[DATA ROWS start]

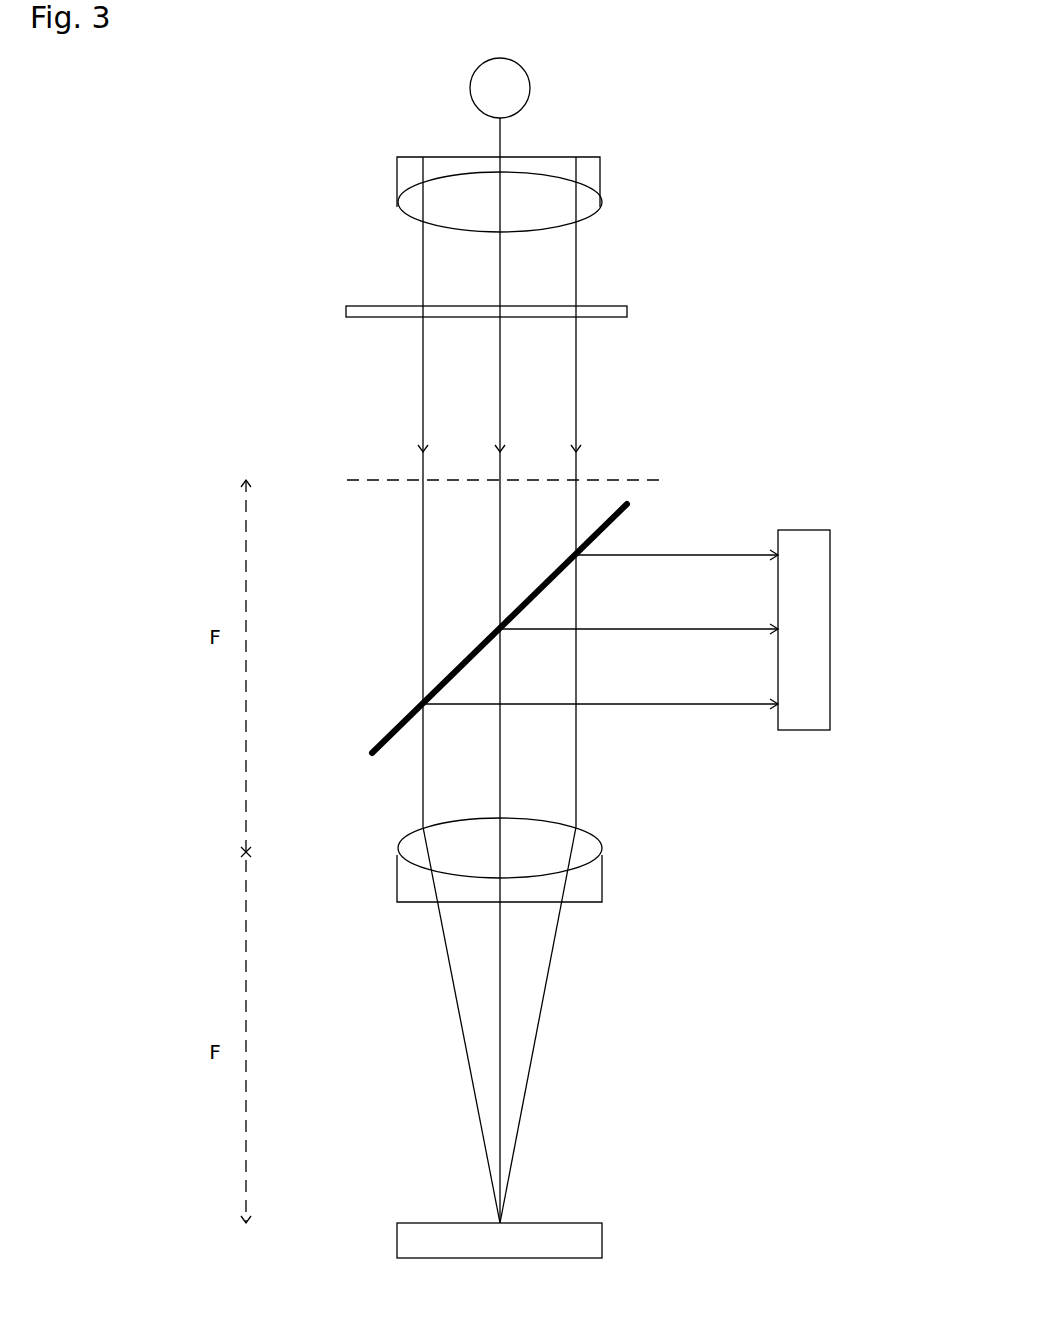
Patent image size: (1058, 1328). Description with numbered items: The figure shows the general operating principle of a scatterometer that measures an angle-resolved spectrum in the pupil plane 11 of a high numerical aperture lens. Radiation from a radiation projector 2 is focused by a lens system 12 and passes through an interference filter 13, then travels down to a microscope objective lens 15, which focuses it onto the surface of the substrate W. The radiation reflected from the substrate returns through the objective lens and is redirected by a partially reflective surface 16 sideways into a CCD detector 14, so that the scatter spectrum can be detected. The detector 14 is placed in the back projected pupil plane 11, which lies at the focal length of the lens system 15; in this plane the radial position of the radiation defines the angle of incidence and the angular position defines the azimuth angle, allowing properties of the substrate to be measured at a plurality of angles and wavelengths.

The radiation projector 2 is at (491, 101).
The lens system 12 is at (397, 190).
The interference filter 13 is at (628, 308).
The pupil plane 11 is at (667, 480).
The partially reflective surface 16 is at (628, 512).
The CCD detector 14 is at (830, 692).
The microscope objective lens 15 is at (397, 877).
The substrate W is at (602, 1243).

[DATA ROWS end]

== INSTRUCTIONS FOR THE TASK ==
Recast each line of the records above as a Markdown table with the columns No. and Entry, numbering the rows and skipping blank lines. Leave the pictures out.

== ANSWER TO THE TASK ==
| No. | Entry |
|---|---|
| 1 | Patent image size: (1058, 1328). Description with numbered items: The figure shows the general operating principle of a scatterometer that measures an angle-resolved spectrum in the pupil plane 11 of a high numerical aperture lens. Radiation from a radiation projector 2 is focused by a lens system 12 and passes through an interference filter 13, then travels down to a microscope objective lens 15, which focuses it onto the surface of the substrate W. The radiation reflected from the substrate returns through the objective lens and is redirected by a partially reflective surface 16 sideways into a CCD detector 14, so that the scatter spectrum can be detected. The detector 14 is placed in the back projected pupil plane 11, which lies at the focal length of the lens system 15; in this plane the radial position of the radiation defines the angle of incidence and the angular position defines the azimuth angle, allowing properties of the substrate to be measured at a plurality of angles and wavelengths. |
| 2 | The radiation projector 2 is at (491, 101). |
| 3 | The lens system 12 is at (397, 190). |
| 4 | The interference filter 13 is at (628, 308). |
| 5 | The pupil plane 11 is at (667, 480). |
| 6 | The partially reflective surface 16 is at (628, 512). |
| 7 | The CCD detector 14 is at (830, 692). |
| 8 | The microscope objective lens 15 is at (397, 877). |
| 9 | The substrate W is at (602, 1243). |